◆ What is needed: Identify the lines that include the word "fraction", then copy all of them.

══ Data records

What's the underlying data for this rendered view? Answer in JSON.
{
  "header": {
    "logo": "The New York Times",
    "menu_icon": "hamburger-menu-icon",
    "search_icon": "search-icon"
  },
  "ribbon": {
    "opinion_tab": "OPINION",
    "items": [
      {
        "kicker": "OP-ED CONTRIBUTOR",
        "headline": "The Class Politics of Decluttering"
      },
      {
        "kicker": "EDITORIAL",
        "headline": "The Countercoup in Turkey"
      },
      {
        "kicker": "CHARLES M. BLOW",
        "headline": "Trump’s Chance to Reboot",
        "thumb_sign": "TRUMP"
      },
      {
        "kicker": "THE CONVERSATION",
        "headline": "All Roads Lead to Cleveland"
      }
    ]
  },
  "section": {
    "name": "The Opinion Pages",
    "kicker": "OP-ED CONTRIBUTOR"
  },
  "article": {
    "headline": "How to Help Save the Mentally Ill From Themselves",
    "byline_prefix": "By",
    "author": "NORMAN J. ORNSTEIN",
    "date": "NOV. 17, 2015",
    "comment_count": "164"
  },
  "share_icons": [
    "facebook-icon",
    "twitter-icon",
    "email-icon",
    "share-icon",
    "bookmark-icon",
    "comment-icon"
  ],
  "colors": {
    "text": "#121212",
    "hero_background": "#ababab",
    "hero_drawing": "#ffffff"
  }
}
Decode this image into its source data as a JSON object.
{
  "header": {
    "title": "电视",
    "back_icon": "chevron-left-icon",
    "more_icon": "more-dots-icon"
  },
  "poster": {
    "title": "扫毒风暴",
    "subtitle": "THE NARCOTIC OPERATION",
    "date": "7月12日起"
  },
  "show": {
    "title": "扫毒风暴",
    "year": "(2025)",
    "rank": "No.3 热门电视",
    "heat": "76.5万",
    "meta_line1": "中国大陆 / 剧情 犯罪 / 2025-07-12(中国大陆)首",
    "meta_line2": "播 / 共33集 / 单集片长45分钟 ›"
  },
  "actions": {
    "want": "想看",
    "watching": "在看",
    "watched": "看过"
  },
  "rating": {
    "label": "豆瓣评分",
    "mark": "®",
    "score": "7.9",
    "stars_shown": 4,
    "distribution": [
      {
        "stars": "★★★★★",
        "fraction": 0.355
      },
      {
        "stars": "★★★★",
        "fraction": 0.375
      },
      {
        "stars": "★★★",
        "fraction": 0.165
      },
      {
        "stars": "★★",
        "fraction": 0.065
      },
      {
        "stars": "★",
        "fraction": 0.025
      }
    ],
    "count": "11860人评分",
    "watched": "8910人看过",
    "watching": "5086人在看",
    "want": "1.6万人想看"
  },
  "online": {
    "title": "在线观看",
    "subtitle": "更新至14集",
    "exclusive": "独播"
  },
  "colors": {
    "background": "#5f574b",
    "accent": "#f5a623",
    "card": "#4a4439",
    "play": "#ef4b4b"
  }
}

════

◆ Final result:
        "fraction": 0.355
        "fraction": 0.375
        "fraction": 0.165
        "fraction": 0.065
        "fraction": 0.025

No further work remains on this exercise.